Tarefas:
A. Resuma em duas frases o texto sobre a avaliação discente na UFOPA.
B. Dê continuidade ao texto sobre a avaliação discente na UFOPA a partir do ponto em que ele termina.

Trecho do documento:
* * *
Isto significa que as notas ou conceitos atribuídos nessas condições costumam ser sensíveis à formação e à personalidade do(a) professor(a) e dos aprendizes, bem como aos outros aspectos qualitativos relevantes da relação pedagógica entre eles. Quanto mais o(a) professor(a) consegue destacar o caráter formativo das suas avaliações, mais eficientes estas últimas serão como instrumentos para melhorar a aprendizagem e torná-la um desafio instigante e prazeroso para os estudantes.
Ora, todos estes aspectos qualitativos – inalienáveis de um autêntico processo de avaliação formativa – encontrar-se-ão drasticamente reduzidos ao número do IDA, por mais casas decimais que ele contenha. Este reducionismo, aliás, parece satisfazer antes às prerrogativas daquilo que Edmund Husserl chamou certa vez de “racionalismo extraviado” do que aos ideais de uma educação do futuro, tal como preconiza Edgar Morin, por exemplo. Há certamente circunstâncias em que o recurso a tais métodos é pertinente (o Enem, o Enade, o Ideb, por exemplo), mas não nesta em que importa avaliar, sobretudo, o percurso de formação do discente.
O ápice desta ênfase desmesurada em um valor numérico para “mensurar quantitativamente (…) o desempenho de cada discente” será o uso classificatório desse instrumento para definir em quais institutos e cursos poderão ingressar os alunos e alunas já admitido(a)s, por meio de processo seletivo, em uma universidade pública. Esta função classificatória do IDA tende a influir perniciosamente em todo processo educativo, estimulando antes a competição (focada num índice!) entre os estudantes do que o espírito colaborativo entre eles.
A “pressão do IDA”, aliás, já se fez sentir durante este primeiro semestre de formação interdisciplinar, a julgar pelos relatos de alguns professores e professoras. Assim, em uma universidade que se diz atenta às peculiaridades da região onde está situada, as relações inter-pessoais de cooperação, traço marcante de várias culturas amazônidas , perdem espaço para as relações de concorrência entre indivíduos. Será esta uma maneira adequada de contribuir para fazer da UFOPA um espaço de socialização do saber? Se os métodos de avaliação escolhidos por uma instituição indicam que tipo de estudantes e que tipo de professores ela valoriza , qual mensagem pedagógica a UFOPA pretende afinal exprimir para a sua comunidade com a adoção de tais procedimentos?
* * *
Informações exibidas:
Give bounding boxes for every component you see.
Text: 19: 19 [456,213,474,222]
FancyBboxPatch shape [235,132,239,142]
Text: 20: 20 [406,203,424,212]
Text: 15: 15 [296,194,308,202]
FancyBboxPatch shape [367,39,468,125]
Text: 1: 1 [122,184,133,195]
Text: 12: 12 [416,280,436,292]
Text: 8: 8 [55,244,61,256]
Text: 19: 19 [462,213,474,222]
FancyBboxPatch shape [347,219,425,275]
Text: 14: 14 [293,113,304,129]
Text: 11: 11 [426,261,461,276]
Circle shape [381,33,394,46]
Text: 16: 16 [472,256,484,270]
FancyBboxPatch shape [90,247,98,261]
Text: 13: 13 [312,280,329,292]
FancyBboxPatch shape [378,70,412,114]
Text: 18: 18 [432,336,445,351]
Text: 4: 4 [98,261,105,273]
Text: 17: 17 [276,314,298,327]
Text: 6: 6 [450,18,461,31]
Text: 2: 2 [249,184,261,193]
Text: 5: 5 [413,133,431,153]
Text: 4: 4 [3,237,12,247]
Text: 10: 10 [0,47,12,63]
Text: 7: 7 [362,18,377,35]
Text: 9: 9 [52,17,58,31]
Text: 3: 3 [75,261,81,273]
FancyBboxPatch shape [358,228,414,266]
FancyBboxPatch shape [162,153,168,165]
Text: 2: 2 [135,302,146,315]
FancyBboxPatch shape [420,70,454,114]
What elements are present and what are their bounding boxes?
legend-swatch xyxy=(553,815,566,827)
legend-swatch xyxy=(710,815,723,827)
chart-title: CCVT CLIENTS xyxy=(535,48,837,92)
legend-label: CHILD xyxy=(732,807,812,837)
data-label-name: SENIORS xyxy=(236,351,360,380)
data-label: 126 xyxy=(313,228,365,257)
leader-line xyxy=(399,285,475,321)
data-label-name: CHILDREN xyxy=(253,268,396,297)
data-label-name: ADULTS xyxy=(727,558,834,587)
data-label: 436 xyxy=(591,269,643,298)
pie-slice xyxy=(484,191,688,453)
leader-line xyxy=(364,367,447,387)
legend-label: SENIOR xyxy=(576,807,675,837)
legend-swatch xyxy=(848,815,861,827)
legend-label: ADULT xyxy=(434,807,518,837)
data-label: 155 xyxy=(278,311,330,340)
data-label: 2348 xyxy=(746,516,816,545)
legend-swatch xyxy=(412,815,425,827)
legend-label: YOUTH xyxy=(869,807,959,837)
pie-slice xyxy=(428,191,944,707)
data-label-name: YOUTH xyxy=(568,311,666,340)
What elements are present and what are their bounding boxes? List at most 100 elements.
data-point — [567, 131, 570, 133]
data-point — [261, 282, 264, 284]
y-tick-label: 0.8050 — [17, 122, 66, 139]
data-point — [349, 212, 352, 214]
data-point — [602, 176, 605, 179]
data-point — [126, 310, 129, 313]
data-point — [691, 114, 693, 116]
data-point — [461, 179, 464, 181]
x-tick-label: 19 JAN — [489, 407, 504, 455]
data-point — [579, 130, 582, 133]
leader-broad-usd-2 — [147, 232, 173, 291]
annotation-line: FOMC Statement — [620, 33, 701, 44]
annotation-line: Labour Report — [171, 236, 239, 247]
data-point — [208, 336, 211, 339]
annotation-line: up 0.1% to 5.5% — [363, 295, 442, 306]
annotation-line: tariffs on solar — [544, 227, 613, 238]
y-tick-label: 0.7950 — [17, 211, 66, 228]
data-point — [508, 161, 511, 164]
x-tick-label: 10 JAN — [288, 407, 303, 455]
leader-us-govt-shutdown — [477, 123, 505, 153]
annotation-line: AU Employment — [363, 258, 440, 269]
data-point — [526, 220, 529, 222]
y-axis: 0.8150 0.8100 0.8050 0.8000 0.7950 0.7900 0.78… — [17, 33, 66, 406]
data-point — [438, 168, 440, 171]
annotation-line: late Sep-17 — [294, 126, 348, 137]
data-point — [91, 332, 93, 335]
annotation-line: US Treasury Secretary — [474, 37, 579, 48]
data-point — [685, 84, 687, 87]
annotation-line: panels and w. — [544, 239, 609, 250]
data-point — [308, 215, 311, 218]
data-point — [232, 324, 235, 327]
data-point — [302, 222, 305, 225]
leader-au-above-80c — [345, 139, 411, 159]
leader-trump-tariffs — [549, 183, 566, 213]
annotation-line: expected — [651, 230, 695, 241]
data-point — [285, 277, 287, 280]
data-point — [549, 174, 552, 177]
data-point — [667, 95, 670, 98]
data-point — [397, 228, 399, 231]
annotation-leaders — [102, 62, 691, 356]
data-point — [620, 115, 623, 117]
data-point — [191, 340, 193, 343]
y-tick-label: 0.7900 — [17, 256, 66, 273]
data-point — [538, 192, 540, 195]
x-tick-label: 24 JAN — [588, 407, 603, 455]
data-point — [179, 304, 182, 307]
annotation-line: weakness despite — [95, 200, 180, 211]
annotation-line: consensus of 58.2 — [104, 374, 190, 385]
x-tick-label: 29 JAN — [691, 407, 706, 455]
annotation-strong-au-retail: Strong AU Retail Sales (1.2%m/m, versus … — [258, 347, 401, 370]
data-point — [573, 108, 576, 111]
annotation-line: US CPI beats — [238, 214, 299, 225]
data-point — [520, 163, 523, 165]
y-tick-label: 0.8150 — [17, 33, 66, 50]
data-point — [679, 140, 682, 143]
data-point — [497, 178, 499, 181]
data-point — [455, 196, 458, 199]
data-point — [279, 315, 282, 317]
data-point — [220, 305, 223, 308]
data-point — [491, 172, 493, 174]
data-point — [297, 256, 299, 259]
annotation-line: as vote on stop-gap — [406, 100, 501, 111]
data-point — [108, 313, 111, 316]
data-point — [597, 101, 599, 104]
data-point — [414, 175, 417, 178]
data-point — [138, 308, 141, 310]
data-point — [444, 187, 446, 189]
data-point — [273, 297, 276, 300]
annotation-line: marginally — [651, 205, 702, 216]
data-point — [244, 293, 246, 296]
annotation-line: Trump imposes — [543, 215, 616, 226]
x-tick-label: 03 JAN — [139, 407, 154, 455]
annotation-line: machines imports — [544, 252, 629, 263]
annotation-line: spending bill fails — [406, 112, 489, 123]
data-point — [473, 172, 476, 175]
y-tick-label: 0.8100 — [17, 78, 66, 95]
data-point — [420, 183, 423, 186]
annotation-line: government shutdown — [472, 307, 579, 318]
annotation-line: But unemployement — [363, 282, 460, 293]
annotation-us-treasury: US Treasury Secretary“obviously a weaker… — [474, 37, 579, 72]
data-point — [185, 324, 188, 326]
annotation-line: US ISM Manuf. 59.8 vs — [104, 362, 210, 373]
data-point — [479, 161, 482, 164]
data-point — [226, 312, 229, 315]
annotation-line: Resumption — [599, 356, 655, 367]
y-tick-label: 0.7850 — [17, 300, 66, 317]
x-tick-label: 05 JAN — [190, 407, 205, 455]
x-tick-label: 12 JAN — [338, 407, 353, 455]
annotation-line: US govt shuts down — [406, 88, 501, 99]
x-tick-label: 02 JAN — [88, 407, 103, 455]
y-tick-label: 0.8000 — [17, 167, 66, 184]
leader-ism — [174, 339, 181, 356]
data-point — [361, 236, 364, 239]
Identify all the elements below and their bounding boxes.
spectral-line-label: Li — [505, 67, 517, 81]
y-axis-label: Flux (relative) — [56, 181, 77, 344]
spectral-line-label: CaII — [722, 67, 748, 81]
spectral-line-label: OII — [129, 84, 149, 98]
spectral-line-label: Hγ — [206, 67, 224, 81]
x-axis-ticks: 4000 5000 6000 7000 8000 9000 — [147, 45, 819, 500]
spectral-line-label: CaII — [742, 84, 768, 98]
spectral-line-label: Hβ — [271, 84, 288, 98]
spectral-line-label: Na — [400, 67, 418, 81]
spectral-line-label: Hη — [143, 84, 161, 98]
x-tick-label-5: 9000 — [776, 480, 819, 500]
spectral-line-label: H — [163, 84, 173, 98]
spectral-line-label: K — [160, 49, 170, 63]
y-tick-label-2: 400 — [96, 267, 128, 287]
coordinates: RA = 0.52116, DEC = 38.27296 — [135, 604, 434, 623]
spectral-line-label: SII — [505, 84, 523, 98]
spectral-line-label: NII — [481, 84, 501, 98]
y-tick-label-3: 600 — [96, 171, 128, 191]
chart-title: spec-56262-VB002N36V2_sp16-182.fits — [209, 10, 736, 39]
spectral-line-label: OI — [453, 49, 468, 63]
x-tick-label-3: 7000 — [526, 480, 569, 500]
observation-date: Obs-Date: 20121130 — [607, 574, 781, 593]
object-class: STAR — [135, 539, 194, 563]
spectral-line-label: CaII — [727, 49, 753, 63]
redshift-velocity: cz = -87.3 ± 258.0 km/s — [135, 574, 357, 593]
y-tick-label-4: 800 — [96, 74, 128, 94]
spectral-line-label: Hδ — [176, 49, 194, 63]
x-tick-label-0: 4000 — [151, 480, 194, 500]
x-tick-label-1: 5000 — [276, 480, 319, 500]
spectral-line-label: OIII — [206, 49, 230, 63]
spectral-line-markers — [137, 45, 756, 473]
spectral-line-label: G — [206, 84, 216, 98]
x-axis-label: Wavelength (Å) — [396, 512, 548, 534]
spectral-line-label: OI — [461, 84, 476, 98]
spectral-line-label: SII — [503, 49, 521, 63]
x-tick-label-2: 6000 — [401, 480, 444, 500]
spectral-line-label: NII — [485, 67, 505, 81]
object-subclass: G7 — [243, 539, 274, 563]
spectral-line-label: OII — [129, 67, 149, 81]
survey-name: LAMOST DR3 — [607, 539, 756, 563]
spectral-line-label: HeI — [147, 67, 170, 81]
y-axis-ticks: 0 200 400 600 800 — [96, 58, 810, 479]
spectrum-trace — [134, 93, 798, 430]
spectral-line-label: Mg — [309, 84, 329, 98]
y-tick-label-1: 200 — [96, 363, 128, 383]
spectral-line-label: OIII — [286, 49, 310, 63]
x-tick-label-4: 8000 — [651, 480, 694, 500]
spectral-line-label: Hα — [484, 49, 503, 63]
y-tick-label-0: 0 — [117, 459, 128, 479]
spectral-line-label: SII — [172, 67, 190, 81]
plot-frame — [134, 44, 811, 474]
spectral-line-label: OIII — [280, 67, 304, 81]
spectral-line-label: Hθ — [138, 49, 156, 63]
* * *
Respostas às tarefas:
A. O texto afirma que a avaliação formativa depende de aspectos qualitativos da relação pedagógica entre professor e estudantes, os quais ficam drasticamente reduzidos ao número do IDA. Além disso, o uso classificatório do IDA para definir em quais institutos e cursos os alunos poderão ingressar estimula a competição em vez da colaboração, e isso leva o texto a perguntar que mensagem pedagógica a UFOPA pretende exprimir com esses procedimentos.

B.
Não faltam estudos sobre os limites e os problemas de se inocular métodos classificatórios de avalição no seio do processo educativo. Alguns alertam que isto induz a uma hipertrofia dos aspectos técnicos da avaliação ; outros destacam que a preocupação de classificar e selecionar os mais aptos pouco ou nada contribui para fazer do aprendizado e da pesquisa atos de formação pessoal inclusivos e integrativos .
Em segundo lugar, não concordamos especificamente com o uso de uma prova objetiva que será aplicada a todos os estudantes e terá peso de 30% no cômputo do IDA. Deixemos de lado a questão terminológica de chamar inapropriadamente de “avaliação formativa” uma prova cuja função é predominantemente classificatória . Muito mais grave é conferir-lhe um peso tão significativo no cálculo daquele índice.
Afinal, não é difícil prever o efeito do valor desta prova no processo de ensino-aprendizagem. Ela será mais uma fonte de pressão para padronizá-lo e homogeneizá-lo: a tendência é que todos exijam preparação semelhante para passar bem pelo mesmo teste. Os estudantes serão instados a responder com “VERDADEIRO” ou “FALSO” a questões sobre temas que – supõe-se – já foram devidamente tratados ao longo de todo o semestre letivo.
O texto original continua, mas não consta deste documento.